═══ Page text

IFRS 9 financial instruments

  • Introduction: The IASB has completed IFRS 9, the replacement for IAS 39, in phases. The IASB first issued IFRS 9 in 2009 with a new classification and measurement model for financial assets followed by requirements for financial liabilities and derecognition added in 2010. Subsequently, IFRS 9 was amended in 2013 with the addition of new general hedge accounting requirements. The final version of IFRS 9 published in July 2014 amends the classification and measurement of financial assets and introduces a new expected loss impairment model. The latest version of IFRS 9 will supersede all previous versions of the standard. However, there is an option to elect to apply the earlier versions of IFRS 9 for a limited period as long as the date of initial application is before 1 February 2015.


IFRS 9 is mandatory for annual periods beginning on or after 1 January 2018. IFRS 9 will need to be endorsed by the EU, though, before it can be applied by entities reporting under EU endorsed IFRS.

  • Classification and measurement: IFRS 9 applies a dual test, based on contractual cash flow characteristics and the entity’s business model, to determine the classification of financial assets. Where a financial asset’s contractual cash flows are solely a return of principal and interest on the principal outstanding it is measured at (i) amortised cost if it is held within a business whose objective is to hold financial assets to collect the contractual cash flows, or (ii) fair value through other comprehensive income (FVTOCI) if it is held within a business whose objective is to hold financial assets to collect the contractual cash flows and to sell the financial assets, or (iii) fair value if the business models in (i) or (ii) do not apply. Where a financial asset’s contractual cash flow is not solely a return of principal and interest on the principal outstanding it is always measured at FVTPL. Separation of embedded derivatives in financial assets is not permitted.


For debt instrument assets that meet the criteria for amortised cost and FVTOCI classification they must be measured that way unless an entity elects to measure them at FVTPL, which only applies if doing so significantly reduces or eliminates an accounting mismatch. For equity investments, the FVTOCI classification is an election. The requirements for reclassifying gains or losses recognised in other comprehensive income are different for debt instruments and equity investments.

══════

Objective A:
Answer these questions using the text on IFRS 9:
(i) In what year did the IASB first issue IFRS 9?
(ii) IFRS 9 is mandatory for annual periods beginning on or after what date?
(iii) For equity investments, what is the FVTOCI classification?
Objective B: Reproduce word for word everything in the text on IFRS 9 from "IFRS 9 financial" down to "1 February 2015.".

═══ Data listing

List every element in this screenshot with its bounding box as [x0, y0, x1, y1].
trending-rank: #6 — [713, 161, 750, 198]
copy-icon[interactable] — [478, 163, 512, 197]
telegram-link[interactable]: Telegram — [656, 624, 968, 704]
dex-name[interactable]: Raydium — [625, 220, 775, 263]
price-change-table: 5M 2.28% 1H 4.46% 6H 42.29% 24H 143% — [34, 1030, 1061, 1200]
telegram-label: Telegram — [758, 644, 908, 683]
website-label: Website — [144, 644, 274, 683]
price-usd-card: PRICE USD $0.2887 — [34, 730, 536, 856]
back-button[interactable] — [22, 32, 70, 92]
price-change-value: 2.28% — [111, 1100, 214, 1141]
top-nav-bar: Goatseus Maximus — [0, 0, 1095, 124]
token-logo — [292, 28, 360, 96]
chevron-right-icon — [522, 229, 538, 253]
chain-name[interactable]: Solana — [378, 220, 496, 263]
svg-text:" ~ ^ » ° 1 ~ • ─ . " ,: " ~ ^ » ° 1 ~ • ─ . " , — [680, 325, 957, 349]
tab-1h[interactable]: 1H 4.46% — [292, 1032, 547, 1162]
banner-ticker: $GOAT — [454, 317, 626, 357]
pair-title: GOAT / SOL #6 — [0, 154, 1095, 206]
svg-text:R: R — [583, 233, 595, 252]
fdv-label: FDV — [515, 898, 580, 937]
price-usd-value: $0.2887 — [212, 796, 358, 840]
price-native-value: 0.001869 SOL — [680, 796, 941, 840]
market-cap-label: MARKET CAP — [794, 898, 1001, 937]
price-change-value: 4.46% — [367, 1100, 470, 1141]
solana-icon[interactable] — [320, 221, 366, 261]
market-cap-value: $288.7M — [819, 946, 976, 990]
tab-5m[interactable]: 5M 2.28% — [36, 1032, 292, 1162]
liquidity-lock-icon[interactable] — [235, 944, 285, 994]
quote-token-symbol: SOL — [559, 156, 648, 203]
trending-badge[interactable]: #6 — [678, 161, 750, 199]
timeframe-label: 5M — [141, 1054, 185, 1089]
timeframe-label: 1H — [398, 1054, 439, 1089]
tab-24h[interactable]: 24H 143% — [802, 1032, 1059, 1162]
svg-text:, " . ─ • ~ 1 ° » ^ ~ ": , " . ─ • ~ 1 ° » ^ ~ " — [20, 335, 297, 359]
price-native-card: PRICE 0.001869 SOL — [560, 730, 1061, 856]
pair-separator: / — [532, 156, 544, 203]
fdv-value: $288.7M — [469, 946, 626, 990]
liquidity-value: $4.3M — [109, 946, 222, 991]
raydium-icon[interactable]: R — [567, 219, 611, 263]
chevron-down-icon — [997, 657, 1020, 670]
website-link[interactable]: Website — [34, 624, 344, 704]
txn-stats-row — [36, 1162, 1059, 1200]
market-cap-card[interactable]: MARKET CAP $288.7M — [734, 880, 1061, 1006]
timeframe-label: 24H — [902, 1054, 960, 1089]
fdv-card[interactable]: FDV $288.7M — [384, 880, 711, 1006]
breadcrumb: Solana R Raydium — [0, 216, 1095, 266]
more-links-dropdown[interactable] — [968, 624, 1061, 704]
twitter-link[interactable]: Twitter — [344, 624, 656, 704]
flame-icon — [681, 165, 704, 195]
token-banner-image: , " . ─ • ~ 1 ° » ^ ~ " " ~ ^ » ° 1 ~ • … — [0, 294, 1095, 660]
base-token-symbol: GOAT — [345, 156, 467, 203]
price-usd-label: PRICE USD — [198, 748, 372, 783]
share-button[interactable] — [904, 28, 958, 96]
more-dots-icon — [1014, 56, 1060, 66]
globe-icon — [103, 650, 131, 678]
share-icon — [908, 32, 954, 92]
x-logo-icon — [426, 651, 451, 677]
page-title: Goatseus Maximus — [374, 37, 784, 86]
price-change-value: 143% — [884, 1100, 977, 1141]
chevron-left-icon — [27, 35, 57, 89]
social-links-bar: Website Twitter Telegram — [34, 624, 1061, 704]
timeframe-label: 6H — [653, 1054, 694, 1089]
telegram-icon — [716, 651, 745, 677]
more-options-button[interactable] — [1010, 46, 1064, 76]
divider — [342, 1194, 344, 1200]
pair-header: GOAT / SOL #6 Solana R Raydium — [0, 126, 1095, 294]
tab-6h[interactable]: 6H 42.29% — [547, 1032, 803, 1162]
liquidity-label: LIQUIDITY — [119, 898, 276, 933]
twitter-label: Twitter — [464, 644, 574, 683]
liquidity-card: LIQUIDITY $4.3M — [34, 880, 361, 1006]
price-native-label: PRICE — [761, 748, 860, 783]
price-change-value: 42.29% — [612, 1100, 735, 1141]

══════

Task output A:
(i) 2009
(ii) 1 January 2018
(iii) An election

Task output B:
IFRS 9 financial instruments

  • Introduction: The IASB has completed IFRS 9, the replacement for IAS 39, in phases. The IASB first issued IFRS 9 in 2009 with a new classification and measurement model for financial assets followed by requirements for financial liabilities and derecognition added in 2010. Subsequently, IFRS 9 was amended in 2013 with the addition of new general hedge accounting requirements. The final version of IFRS 9 published in July 2014 amends the classification and measurement of financial assets and introduces a new expected loss impairment model. The latest version of IFRS 9 will supersede all previous versions of the standard. However, there is an option to elect to apply the earlier versions of IFRS 9 for a limited period as long as the date of initial application is before 1 February 2015.